**Work order 1**
From the club dancing post, extract the passage starting with "I’ve heard the" and going on through "is kinda suspect…..".
**Work order 2**
In one to three sentences, explain why, according to the club dancing post, a man who tries to dance with a woman will likely end up dancing with another man by accident.

**Selected text**
<<<<
The good news is, there are plenty of available women in the club anxiously waiting for a man who’s not consumed with the movements of another man to walk up to her and ask her to dance. Not that it was difficult before, but getting a woman in the club is now like shooting fish in a barrel. The bad news is, if you try to dance with her, you’ll more than likely wind up inadvertently dancing with another man since he’ll be all over the floor prancing about.

I’ve heard the argument that during the 80s, brothers constantly challenged each other on the dance floor. If I were you, I probably wouldn’t use the 80s as an example of NOT being suspect.


8 Responses to “Bros over Hoes?”

  1. Why do I feel somehow reassured that I haven’t missed anything by not being in a club in years… More power to those who prefer men, but as someone who prefers women, I’d rather not dance with a bunch of dudes. That is kinda suspect…..
>>>>
Document structure recognition data:
<<<<
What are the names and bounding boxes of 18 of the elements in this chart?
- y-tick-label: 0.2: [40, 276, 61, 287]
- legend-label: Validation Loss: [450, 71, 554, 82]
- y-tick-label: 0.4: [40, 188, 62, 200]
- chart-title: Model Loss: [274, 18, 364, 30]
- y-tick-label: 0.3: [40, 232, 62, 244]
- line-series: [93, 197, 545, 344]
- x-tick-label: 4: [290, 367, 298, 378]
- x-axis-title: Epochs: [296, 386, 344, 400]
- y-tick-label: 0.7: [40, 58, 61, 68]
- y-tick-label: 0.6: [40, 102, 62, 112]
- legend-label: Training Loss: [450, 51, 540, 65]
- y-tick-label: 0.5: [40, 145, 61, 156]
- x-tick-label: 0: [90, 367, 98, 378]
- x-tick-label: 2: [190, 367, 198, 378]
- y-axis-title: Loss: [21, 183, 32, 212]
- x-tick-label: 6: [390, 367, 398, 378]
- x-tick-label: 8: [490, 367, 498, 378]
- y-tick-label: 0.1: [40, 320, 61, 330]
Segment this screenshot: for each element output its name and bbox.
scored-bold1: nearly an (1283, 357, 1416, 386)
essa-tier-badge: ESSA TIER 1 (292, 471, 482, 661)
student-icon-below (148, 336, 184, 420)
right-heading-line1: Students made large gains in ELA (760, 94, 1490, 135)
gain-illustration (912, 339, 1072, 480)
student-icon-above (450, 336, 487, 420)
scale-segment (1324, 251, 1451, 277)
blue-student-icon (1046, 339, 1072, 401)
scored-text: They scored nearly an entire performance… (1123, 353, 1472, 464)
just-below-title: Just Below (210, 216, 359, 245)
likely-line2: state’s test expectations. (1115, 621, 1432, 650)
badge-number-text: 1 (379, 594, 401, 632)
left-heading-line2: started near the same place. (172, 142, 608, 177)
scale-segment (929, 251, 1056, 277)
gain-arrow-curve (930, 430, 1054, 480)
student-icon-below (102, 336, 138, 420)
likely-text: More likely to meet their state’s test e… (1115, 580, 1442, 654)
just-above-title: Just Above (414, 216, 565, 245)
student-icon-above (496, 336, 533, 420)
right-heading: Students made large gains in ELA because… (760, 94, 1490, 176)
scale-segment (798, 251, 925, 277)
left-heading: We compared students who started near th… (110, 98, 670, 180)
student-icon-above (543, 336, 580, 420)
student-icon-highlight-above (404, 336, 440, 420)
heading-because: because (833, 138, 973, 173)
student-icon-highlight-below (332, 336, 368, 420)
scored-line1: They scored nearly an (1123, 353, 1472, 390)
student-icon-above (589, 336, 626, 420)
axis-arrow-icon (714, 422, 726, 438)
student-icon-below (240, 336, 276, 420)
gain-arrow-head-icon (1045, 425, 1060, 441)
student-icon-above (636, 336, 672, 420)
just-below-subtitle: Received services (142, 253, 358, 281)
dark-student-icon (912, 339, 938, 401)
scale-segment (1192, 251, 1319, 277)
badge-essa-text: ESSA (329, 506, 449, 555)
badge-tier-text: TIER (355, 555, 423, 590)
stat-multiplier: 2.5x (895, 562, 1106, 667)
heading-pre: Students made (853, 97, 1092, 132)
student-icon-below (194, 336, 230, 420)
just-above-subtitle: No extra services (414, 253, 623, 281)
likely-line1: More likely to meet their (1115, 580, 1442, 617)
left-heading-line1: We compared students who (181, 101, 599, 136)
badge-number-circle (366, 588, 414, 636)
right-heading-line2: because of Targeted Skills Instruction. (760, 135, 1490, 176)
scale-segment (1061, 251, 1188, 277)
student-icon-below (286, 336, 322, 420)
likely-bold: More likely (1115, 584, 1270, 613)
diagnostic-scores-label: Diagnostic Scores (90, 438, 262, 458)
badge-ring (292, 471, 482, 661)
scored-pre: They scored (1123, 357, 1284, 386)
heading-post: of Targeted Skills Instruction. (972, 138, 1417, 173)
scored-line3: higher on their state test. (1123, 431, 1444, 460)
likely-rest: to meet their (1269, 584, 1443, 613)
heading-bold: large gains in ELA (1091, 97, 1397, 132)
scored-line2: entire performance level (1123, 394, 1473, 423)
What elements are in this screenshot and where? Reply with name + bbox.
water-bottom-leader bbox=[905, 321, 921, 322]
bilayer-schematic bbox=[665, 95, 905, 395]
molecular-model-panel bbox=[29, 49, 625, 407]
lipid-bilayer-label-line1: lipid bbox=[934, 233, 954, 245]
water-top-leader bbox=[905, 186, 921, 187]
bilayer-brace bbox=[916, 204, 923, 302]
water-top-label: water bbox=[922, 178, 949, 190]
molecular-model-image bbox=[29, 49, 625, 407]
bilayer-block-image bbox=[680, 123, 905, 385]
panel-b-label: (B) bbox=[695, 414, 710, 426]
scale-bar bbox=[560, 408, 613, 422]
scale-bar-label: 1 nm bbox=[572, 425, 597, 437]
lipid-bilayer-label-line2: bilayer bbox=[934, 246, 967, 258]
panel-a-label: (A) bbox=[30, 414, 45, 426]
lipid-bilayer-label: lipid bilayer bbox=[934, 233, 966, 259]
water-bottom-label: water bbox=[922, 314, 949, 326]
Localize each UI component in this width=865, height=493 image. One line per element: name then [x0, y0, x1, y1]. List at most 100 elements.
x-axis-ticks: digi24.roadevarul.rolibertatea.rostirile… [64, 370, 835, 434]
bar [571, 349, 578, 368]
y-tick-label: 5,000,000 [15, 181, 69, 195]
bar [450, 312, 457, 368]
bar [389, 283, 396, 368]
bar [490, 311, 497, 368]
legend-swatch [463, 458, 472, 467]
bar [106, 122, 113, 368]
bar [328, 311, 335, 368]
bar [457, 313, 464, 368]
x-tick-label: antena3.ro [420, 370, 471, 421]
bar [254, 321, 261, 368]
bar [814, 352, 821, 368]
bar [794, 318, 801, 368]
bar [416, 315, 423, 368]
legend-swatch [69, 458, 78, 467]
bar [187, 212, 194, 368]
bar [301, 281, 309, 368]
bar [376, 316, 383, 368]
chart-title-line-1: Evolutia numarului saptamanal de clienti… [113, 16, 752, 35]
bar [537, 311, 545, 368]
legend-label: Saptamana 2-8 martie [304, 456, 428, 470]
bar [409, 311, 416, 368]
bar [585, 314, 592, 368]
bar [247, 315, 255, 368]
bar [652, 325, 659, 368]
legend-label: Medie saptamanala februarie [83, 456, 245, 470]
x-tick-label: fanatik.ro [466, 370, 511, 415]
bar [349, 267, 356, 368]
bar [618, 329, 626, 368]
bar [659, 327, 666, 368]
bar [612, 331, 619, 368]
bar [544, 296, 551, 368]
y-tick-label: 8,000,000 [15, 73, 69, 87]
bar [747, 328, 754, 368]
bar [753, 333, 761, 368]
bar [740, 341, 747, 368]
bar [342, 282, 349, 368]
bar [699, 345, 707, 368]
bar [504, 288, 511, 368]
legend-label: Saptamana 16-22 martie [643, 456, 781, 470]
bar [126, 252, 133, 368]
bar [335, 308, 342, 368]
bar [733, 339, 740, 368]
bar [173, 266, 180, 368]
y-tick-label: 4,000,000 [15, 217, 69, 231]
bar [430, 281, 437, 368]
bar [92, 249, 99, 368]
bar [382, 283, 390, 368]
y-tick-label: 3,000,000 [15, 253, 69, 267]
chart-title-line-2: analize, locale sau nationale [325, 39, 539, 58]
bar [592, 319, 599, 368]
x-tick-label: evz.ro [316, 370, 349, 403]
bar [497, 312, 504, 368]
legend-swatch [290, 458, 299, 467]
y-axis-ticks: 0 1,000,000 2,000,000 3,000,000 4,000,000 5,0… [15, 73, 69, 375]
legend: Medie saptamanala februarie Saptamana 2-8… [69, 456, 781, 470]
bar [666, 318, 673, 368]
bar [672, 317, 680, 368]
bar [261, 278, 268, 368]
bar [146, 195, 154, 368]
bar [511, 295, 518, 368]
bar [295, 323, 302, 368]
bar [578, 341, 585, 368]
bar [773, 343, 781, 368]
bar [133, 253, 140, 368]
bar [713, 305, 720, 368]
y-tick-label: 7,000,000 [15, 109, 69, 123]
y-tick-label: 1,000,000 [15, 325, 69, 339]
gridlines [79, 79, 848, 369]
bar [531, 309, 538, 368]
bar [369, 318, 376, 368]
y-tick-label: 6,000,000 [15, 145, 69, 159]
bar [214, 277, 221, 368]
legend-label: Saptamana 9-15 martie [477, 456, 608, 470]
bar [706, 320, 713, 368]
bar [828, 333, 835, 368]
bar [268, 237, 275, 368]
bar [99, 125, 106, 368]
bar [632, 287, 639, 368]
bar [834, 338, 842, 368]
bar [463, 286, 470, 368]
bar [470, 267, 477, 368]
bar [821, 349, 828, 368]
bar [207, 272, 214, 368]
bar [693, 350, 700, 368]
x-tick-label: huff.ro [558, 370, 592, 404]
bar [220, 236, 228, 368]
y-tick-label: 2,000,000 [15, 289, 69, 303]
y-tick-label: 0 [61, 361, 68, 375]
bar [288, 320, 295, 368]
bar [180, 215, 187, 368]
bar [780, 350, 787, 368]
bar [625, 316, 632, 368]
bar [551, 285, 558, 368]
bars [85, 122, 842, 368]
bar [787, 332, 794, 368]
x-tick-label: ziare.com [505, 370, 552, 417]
>>>>
**Written reply 1**
I’ve heard the argument that during the 80s, brothers constantly challenged each other on the dance floor. If I were you, I probably wouldn’t use the 80s as an example of NOT being suspect.


8 Responses to “Bros over Hoes?”

  1. Why do I feel somehow reassured that I haven’t missed anything by not being in a club in years… More power to those who prefer men, but as someone who prefers women, I’d rather not dance with a bunch of dudes. That is kinda suspect…..

**Written reply 2**
The other man will be all over the floor prancing about. With him moving across the whole floor like that, a man dancing with a woman will more than likely wind up inadvertently dancing with him.